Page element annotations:

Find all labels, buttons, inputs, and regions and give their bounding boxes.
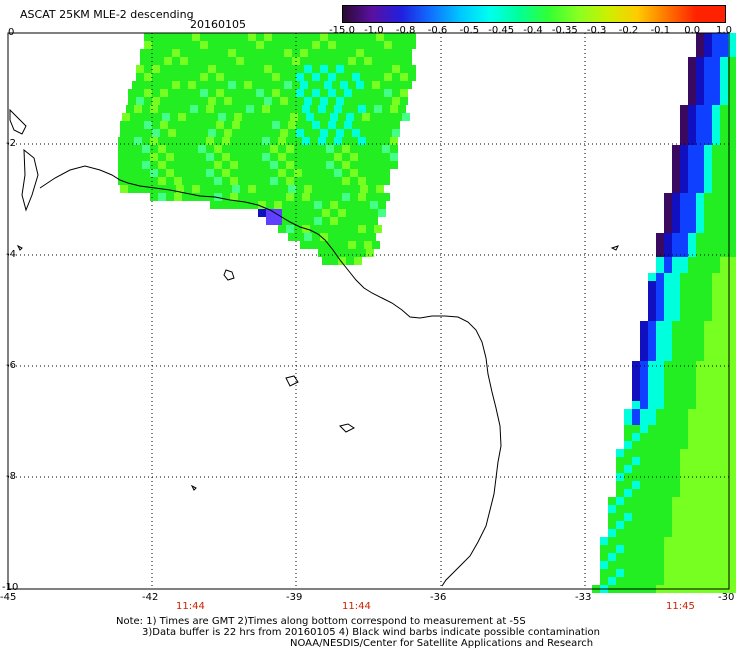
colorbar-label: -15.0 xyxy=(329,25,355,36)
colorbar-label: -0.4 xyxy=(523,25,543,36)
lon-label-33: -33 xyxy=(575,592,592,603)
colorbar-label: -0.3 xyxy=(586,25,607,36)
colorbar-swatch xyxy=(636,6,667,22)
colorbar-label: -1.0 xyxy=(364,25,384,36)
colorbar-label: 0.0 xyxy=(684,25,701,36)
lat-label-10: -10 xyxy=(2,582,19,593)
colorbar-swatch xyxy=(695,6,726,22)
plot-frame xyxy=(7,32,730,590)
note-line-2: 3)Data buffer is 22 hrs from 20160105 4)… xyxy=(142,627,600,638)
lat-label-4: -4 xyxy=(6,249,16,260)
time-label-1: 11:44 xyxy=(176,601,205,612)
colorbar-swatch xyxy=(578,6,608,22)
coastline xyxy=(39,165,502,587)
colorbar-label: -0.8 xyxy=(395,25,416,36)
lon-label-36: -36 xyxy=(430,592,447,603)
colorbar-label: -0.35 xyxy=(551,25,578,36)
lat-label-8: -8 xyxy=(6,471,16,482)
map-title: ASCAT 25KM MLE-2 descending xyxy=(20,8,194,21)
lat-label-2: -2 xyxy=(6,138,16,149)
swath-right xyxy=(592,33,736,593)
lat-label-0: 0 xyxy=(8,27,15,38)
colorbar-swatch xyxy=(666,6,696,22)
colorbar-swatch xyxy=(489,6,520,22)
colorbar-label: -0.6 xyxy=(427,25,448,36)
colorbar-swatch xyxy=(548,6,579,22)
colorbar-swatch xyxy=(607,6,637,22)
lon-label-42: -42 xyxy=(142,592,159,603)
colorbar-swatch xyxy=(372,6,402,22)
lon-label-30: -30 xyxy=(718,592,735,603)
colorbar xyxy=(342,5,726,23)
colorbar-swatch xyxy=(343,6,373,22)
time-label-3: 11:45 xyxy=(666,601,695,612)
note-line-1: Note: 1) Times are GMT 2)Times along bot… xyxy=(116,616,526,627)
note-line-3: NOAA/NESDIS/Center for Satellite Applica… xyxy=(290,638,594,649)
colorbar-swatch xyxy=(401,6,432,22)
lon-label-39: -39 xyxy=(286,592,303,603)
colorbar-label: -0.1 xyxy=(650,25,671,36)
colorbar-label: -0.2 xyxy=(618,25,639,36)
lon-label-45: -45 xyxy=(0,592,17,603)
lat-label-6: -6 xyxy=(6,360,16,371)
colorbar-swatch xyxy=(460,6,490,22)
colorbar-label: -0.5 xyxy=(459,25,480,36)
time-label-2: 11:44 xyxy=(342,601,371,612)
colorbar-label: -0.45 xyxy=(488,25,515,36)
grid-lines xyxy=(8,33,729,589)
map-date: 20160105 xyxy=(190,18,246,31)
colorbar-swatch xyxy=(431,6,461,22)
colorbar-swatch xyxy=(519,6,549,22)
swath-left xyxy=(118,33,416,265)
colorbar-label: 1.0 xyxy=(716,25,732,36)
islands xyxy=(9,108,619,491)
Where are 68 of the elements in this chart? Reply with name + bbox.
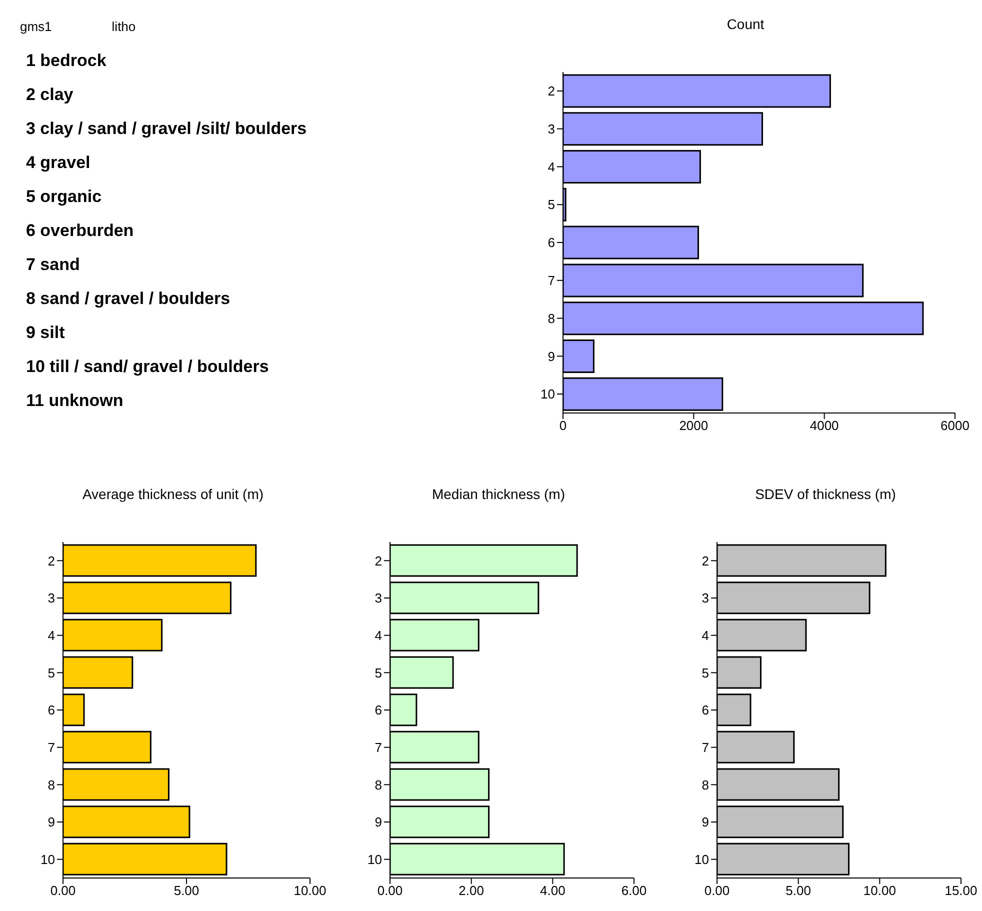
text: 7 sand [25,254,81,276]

**Description of the task:** Can you update the entries above by replacing "colorbar-swatch" with "legend-swatch" throughout, leaving everything else unchanged? Omit the pictures from your answer.

**Correct result:**
Find all labels, buttons, inputs, and regions and give their bounding boxes.
colorbar-label: -15.0 xyxy=(329,25,355,36)
colorbar-label: -0.4 xyxy=(523,25,543,36)
lon-label-33: -33 xyxy=(575,592,592,603)
colorbar-label: -0.3 xyxy=(586,25,607,36)
legend-swatch xyxy=(636,6,667,22)
colorbar-label: -1.0 xyxy=(364,25,384,36)
colorbar-label: 0.0 xyxy=(684,25,701,36)
lat-label-10: -10 xyxy=(2,582,19,593)
legend-swatch xyxy=(695,6,726,22)
plot-frame xyxy=(7,32,730,590)
note-line-2: 3)Data buffer is 22 hrs from 20160105 4)… xyxy=(142,627,600,638)
lat-label-4: -4 xyxy=(6,249,16,260)
time-label-1: 11:44 xyxy=(176,601,205,612)
legend-swatch xyxy=(578,6,608,22)
coastline xyxy=(39,165,502,587)
colorbar-label: -0.8 xyxy=(395,25,416,36)
lon-label-36: -36 xyxy=(430,592,447,603)
colorbar-label: -0.35 xyxy=(551,25,578,36)
lat-label-8: -8 xyxy=(6,471,16,482)
map-title: ASCAT 25KM MLE-2 descending xyxy=(20,8,194,21)
lat-label-2: -2 xyxy=(6,138,16,149)
swath-right xyxy=(592,33,736,593)
lat-label-0: 0 xyxy=(8,27,15,38)
legend-swatch xyxy=(666,6,696,22)
legend-swatch xyxy=(489,6,520,22)
colorbar-label: -0.6 xyxy=(427,25,448,36)
legend-swatch xyxy=(548,6,579,22)
legend-swatch xyxy=(607,6,637,22)
lon-label-42: -42 xyxy=(142,592,159,603)
legend-swatch xyxy=(372,6,402,22)
lon-label-30: -30 xyxy=(718,592,735,603)
colorbar xyxy=(342,5,726,23)
legend-swatch xyxy=(343,6,373,22)
time-label-3: 11:45 xyxy=(666,601,695,612)
note-line-1: Note: 1) Times are GMT 2)Times along bot… xyxy=(116,616,526,627)
note-line-3: NOAA/NESDIS/Center for Satellite Applica… xyxy=(290,638,594,649)
legend-swatch xyxy=(401,6,432,22)
lon-label-39: -39 xyxy=(286,592,303,603)
colorbar-label: -0.1 xyxy=(650,25,671,36)
colorbar-label: -0.2 xyxy=(618,25,639,36)
lon-label-45: -45 xyxy=(0,592,17,603)
lat-label-6: -6 xyxy=(6,360,16,371)
legend-swatch xyxy=(460,6,490,22)
colorbar-label: -0.5 xyxy=(459,25,480,36)
time-label-2: 11:44 xyxy=(342,601,371,612)
colorbar-label: -0.45 xyxy=(488,25,515,36)
grid-lines xyxy=(8,33,729,589)
map-date: 20160105 xyxy=(190,18,246,31)
legend-swatch xyxy=(431,6,461,22)
legend-swatch xyxy=(519,6,549,22)
swath-left xyxy=(118,33,416,265)
colorbar-label: 1.0 xyxy=(716,25,732,36)
islands xyxy=(9,108,619,491)
Where are 68 of the elements in this chart? Reply with name + bbox.
text: 7 sand [25,254,81,276]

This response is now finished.